--- START RECORDS FOR THE EXERCISE ---

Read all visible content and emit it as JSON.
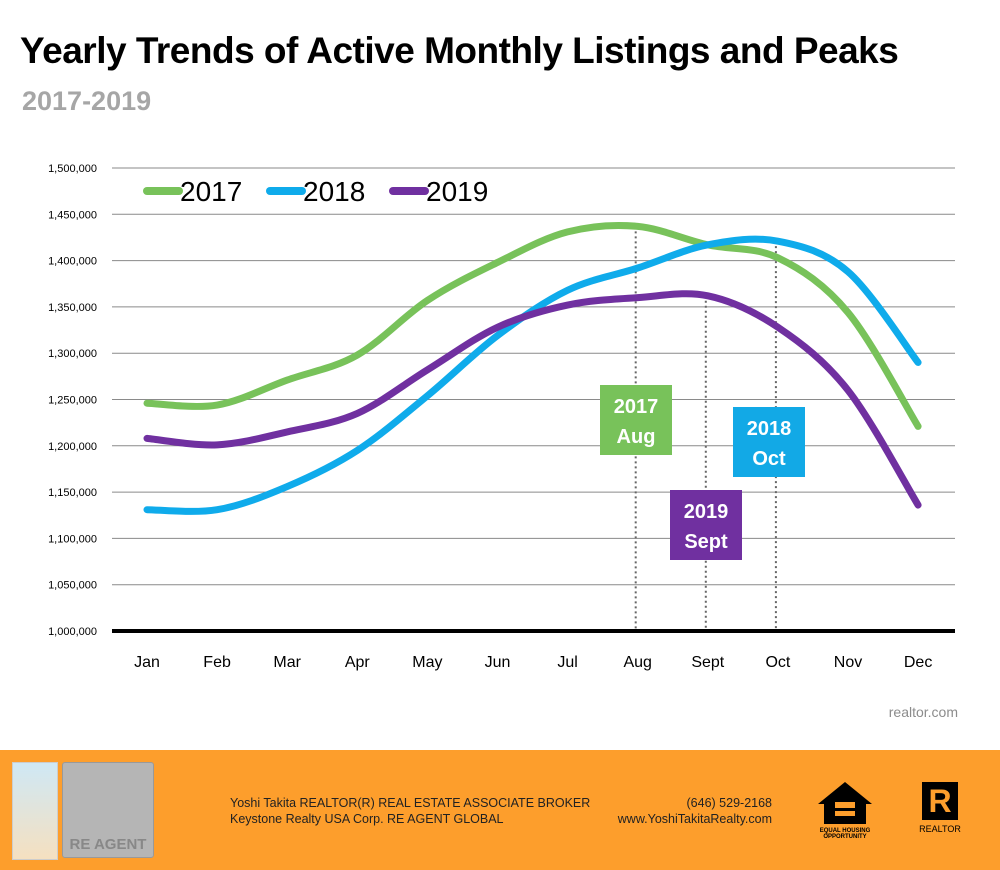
{
  "title": "Yearly Trends of Active Monthly Listings and Peaks",
  "subtitle": "2017-2019",
  "source": "realtor.com",
  "chart_data": {
    "type": "line",
    "categories": [
      "Jan",
      "Feb",
      "Mar",
      "Apr",
      "May",
      "Jun",
      "Jul",
      "Aug",
      "Sept",
      "Oct",
      "Nov",
      "Dec"
    ],
    "ylim": [
      1000000,
      1500000
    ],
    "yticks": [
      "1,000,000",
      "1,050,000",
      "1,100,000",
      "1,150,000",
      "1,200,000",
      "1,250,000",
      "1,300,000",
      "1,350,000",
      "1,400,000",
      "1,450,000",
      "1,500,000"
    ],
    "grid": true,
    "legend": "top-left",
    "series": [
      {
        "name": "2017",
        "color": "#78c25a",
        "values": [
          1246000,
          1244000,
          1271000,
          1298000,
          1357000,
          1398000,
          1431000,
          1437000,
          1417000,
          1403000,
          1344000,
          1221000
        ]
      },
      {
        "name": "2018",
        "color": "#0fabeb",
        "values": [
          1131000,
          1131000,
          1156000,
          1195000,
          1254000,
          1319000,
          1368000,
          1392000,
          1417000,
          1421000,
          1388000,
          1290000
        ]
      },
      {
        "name": "2019",
        "color": "#7030a0",
        "values": [
          1208000,
          1201000,
          1215000,
          1235000,
          1282000,
          1328000,
          1352000,
          1360000,
          1362000,
          1328000,
          1260000,
          1136000
        ]
      }
    ],
    "annotations": [
      {
        "series": 0,
        "month": "Aug",
        "line1": "2017",
        "line2": "Aug",
        "color": "#78c25a"
      },
      {
        "series": 1,
        "month": "Oct",
        "line1": "2018",
        "line2": "Oct",
        "color": "#12a9e6"
      },
      {
        "series": 2,
        "month": "Sept",
        "line1": "2019",
        "line2": "Sept",
        "color": "#7030a0"
      }
    ]
  },
  "footer": {
    "agent_line": "Yoshi Takita REALTOR(R) REAL ESTATE ASSOCIATE BROKER",
    "company_line": "Keystone Realty USA Corp.  RE AGENT GLOBAL",
    "phone": "(646) 529-2168",
    "website": "www.YoshiTakitaRealty.com",
    "reagent_logo": "RE AGENT",
    "equal_housing": "EQUAL HOUSING OPPORTUNITY",
    "realtor_logo": "REALTOR",
    "realtor_letter": "R"
  }
}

--- END RECORDS FOR THE EXERCISE ---

> **WORK REQUIRED**: Give the entries again without a single change, but with no pictures.

> **RESPONSE BELOW**:
Read all visible content and emit it as JSON.
{
  "title": "Yearly Trends of Active Monthly Listings and Peaks",
  "subtitle": "2017-2019",
  "source": "realtor.com",
  "chart_data": {
    "type": "line",
    "categories": [
      "Jan",
      "Feb",
      "Mar",
      "Apr",
      "May",
      "Jun",
      "Jul",
      "Aug",
      "Sept",
      "Oct",
      "Nov",
      "Dec"
    ],
    "ylim": [
      1000000,
      1500000
    ],
    "yticks": [
      "1,000,000",
      "1,050,000",
      "1,100,000",
      "1,150,000",
      "1,200,000",
      "1,250,000",
      "1,300,000",
      "1,350,000",
      "1,400,000",
      "1,450,000",
      "1,500,000"
    ],
    "grid": true,
    "legend": "top-left",
    "series": [
      {
        "name": "2017",
        "color": "#78c25a",
        "values": [
          1246000,
          1244000,
          1271000,
          1298000,
          1357000,
          1398000,
          1431000,
          1437000,
          1417000,
          1403000,
          1344000,
          1221000
        ]
      },
      {
        "name": "2018",
        "color": "#0fabeb",
        "values": [
          1131000,
          1131000,
          1156000,
          1195000,
          1254000,
          1319000,
          1368000,
          1392000,
          1417000,
          1421000,
          1388000,
          1290000
        ]
      },
      {
        "name": "2019",
        "color": "#7030a0",
        "values": [
          1208000,
          1201000,
          1215000,
          1235000,
          1282000,
          1328000,
          1352000,
          1360000,
          1362000,
          1328000,
          1260000,
          1136000
        ]
      }
    ],
    "annotations": [
      {
        "series": 0,
        "month": "Aug",
        "line1": "2017",
        "line2": "Aug",
        "color": "#78c25a"
      },
      {
        "series": 1,
        "month": "Oct",
        "line1": "2018",
        "line2": "Oct",
        "color": "#12a9e6"
      },
      {
        "series": 2,
        "month": "Sept",
        "line1": "2019",
        "line2": "Sept",
        "color": "#7030a0"
      }
    ]
  },
  "footer": {
    "agent_line": "Yoshi Takita REALTOR(R) REAL ESTATE ASSOCIATE BROKER",
    "company_line": "Keystone Realty USA Corp.  RE AGENT GLOBAL",
    "phone": "(646) 529-2168",
    "website": "www.YoshiTakitaRealty.com",
    "reagent_logo": "RE AGENT",
    "equal_housing": "EQUAL HOUSING OPPORTUNITY",
    "realtor_logo": "REALTOR",
    "realtor_letter": "R"
  }
}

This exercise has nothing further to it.